# EXERCISE DETAILS
Each entry here needs to be set down again exactly, please; pictures are left out.
+--
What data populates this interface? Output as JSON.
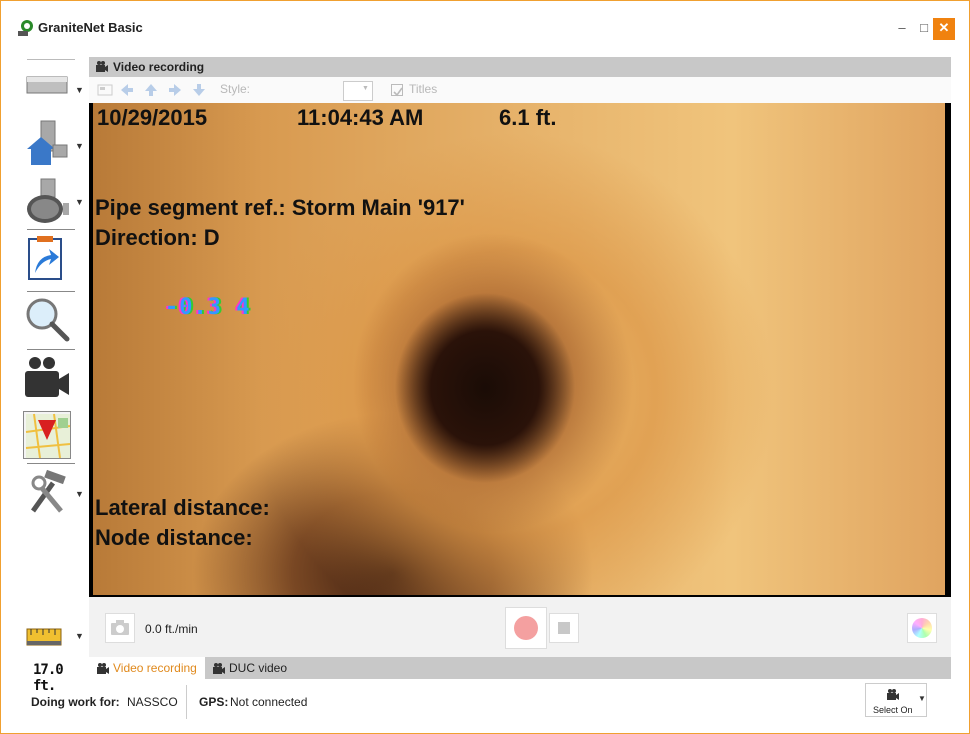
{
  "window": {
    "title": "GraniteNet Basic",
    "minimize_glyph": "–",
    "maximize_glyph": "□",
    "close_glyph": "✕",
    "accent_color": "#f0820f"
  },
  "toolbar": {
    "tools": [
      {
        "name": "pipe-segment-icon",
        "has_dropdown": true
      },
      {
        "name": "lateral-house-icon",
        "has_dropdown": true
      },
      {
        "name": "manhole-icon",
        "has_dropdown": true
      },
      {
        "name": "upload-clipboard-icon",
        "has_dropdown": false
      },
      {
        "name": "magnifier-icon",
        "has_dropdown": false
      },
      {
        "name": "video-camera-icon",
        "has_dropdown": false
      },
      {
        "name": "map-pin-icon",
        "has_dropdown": false,
        "selected": true
      },
      {
        "name": "tools-icon",
        "has_dropdown": true
      }
    ],
    "distance_icon": "tape-measure-icon",
    "distance": "17.0 ft."
  },
  "panel": {
    "title": "Video recording",
    "style_label": "Style:",
    "titles_label": "Titles"
  },
  "video": {
    "date": "10/29/2015",
    "time": "11:04:43 AM",
    "distance": "6.1 ft.",
    "segment": "Pipe segment ref.:  Storm Main '917'",
    "direction": "Direction:  D",
    "gauge": "-0.3 4",
    "lateral": "Lateral distance:",
    "node": "Node distance:"
  },
  "controls": {
    "speed": "0.0 ft./min"
  },
  "tabs": [
    {
      "label": "Video recording",
      "active": true
    },
    {
      "label": "DUC video",
      "active": false
    }
  ],
  "status": {
    "work_label": "Doing work for:",
    "work_value": "NASSCO",
    "gps_label": "GPS:",
    "gps_value": "Not connected",
    "select_on": "Select On"
  }
}
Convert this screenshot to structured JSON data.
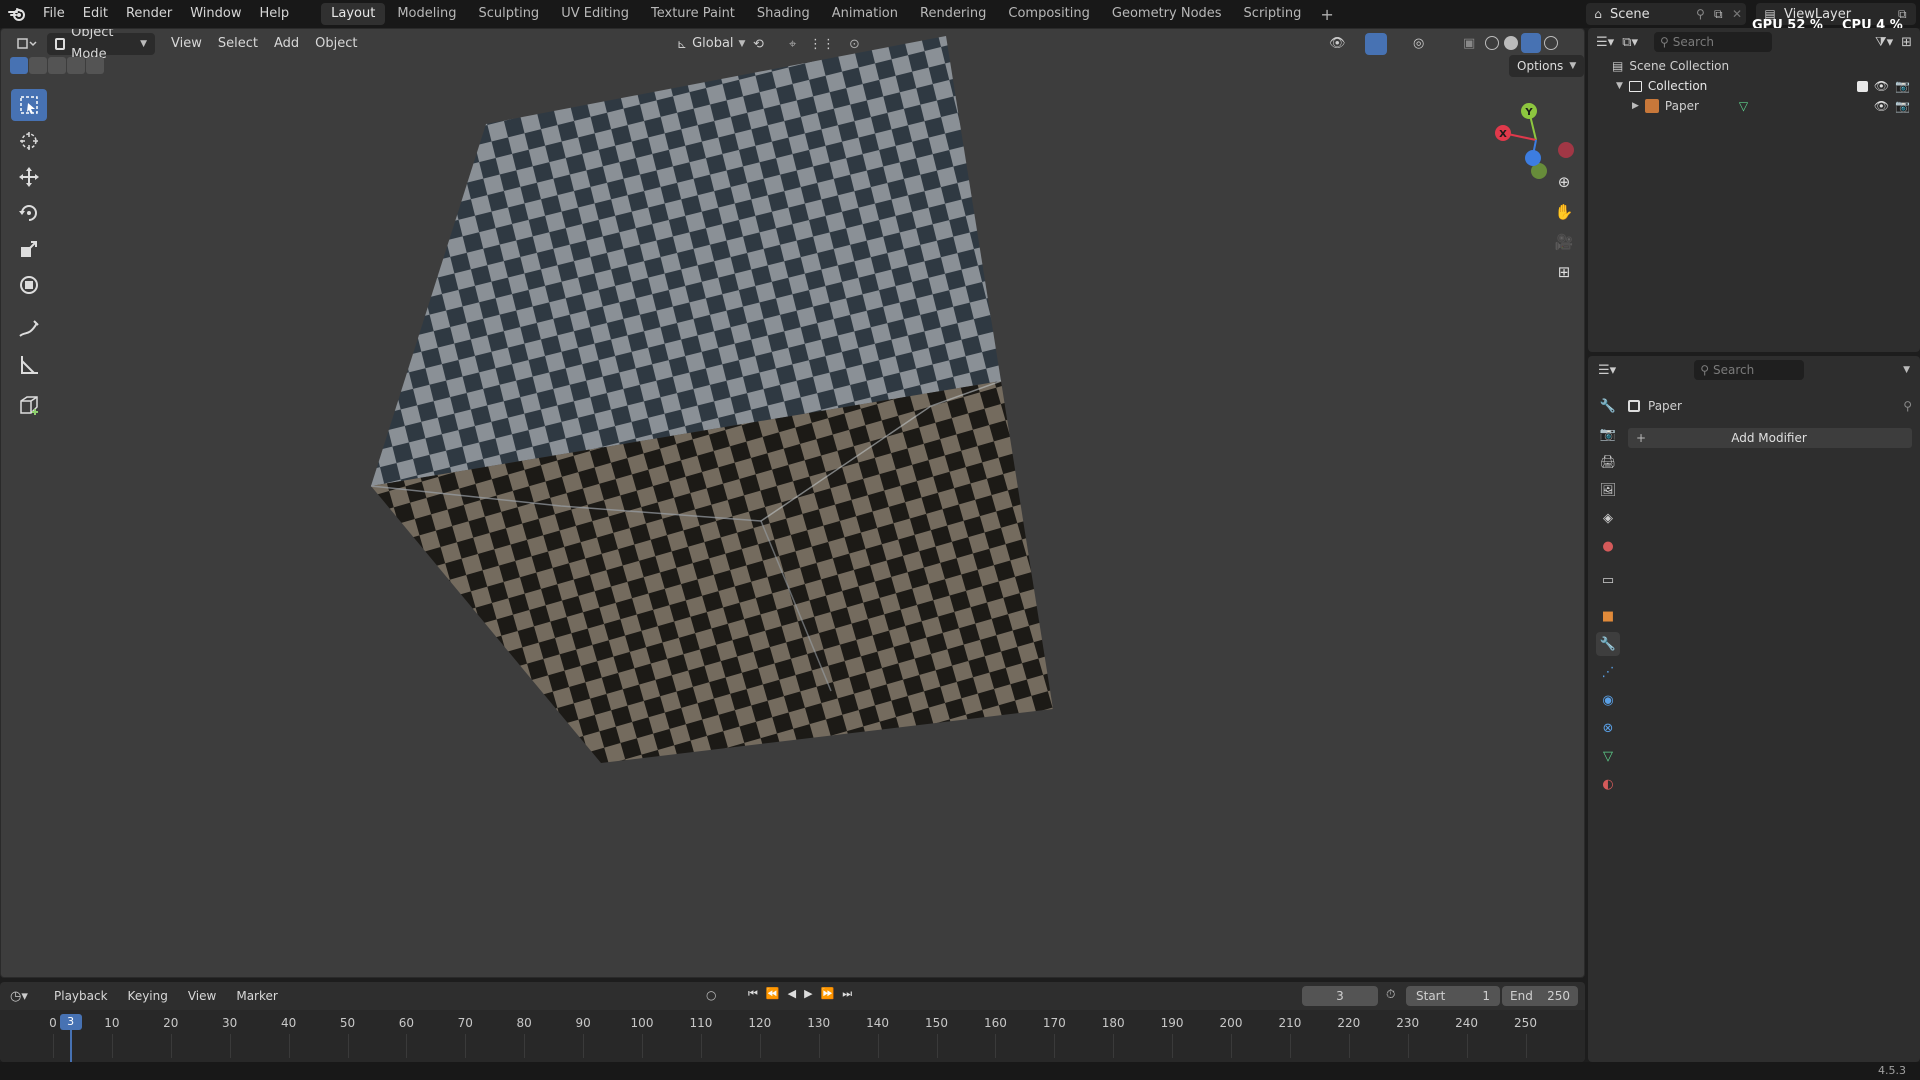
+--
# FULL RESPONSE
What data populates this interface? Output as JSON.
{
  "window": {
    "title": "GraniteNet Basic",
    "minimize_glyph": "–",
    "maximize_glyph": "□",
    "close_glyph": "✕",
    "accent_color": "#f0820f"
  },
  "toolbar": {
    "tools": [
      {
        "name": "pipe-segment-icon",
        "has_dropdown": true
      },
      {
        "name": "lateral-house-icon",
        "has_dropdown": true
      },
      {
        "name": "manhole-icon",
        "has_dropdown": true
      },
      {
        "name": "upload-clipboard-icon",
        "has_dropdown": false
      },
      {
        "name": "magnifier-icon",
        "has_dropdown": false
      },
      {
        "name": "video-camera-icon",
        "has_dropdown": false
      },
      {
        "name": "map-pin-icon",
        "has_dropdown": false,
        "selected": true
      },
      {
        "name": "tools-icon",
        "has_dropdown": true
      }
    ],
    "distance_icon": "tape-measure-icon",
    "distance": "17.0 ft."
  },
  "panel": {
    "title": "Video recording",
    "style_label": "Style:",
    "titles_label": "Titles"
  },
  "video": {
    "date": "10/29/2015",
    "time": "11:04:43 AM",
    "distance": "6.1 ft.",
    "segment": "Pipe segment ref.:  Storm Main '917'",
    "direction": "Direction:  D",
    "gauge": "-0.3 4",
    "lateral": "Lateral distance:",
    "node": "Node distance:"
  },
  "controls": {
    "speed": "0.0 ft./min"
  },
  "tabs": [
    {
      "label": "Video recording",
      "active": true
    },
    {
      "label": "DUC video",
      "active": false
    }
  ],
  "status": {
    "work_label": "Doing work for:",
    "work_value": "NASSCO",
    "gps_label": "GPS:",
    "gps_value": "Not connected",
    "select_on": "Select On"
  }
}
Convert this screenshot to structured JSON data.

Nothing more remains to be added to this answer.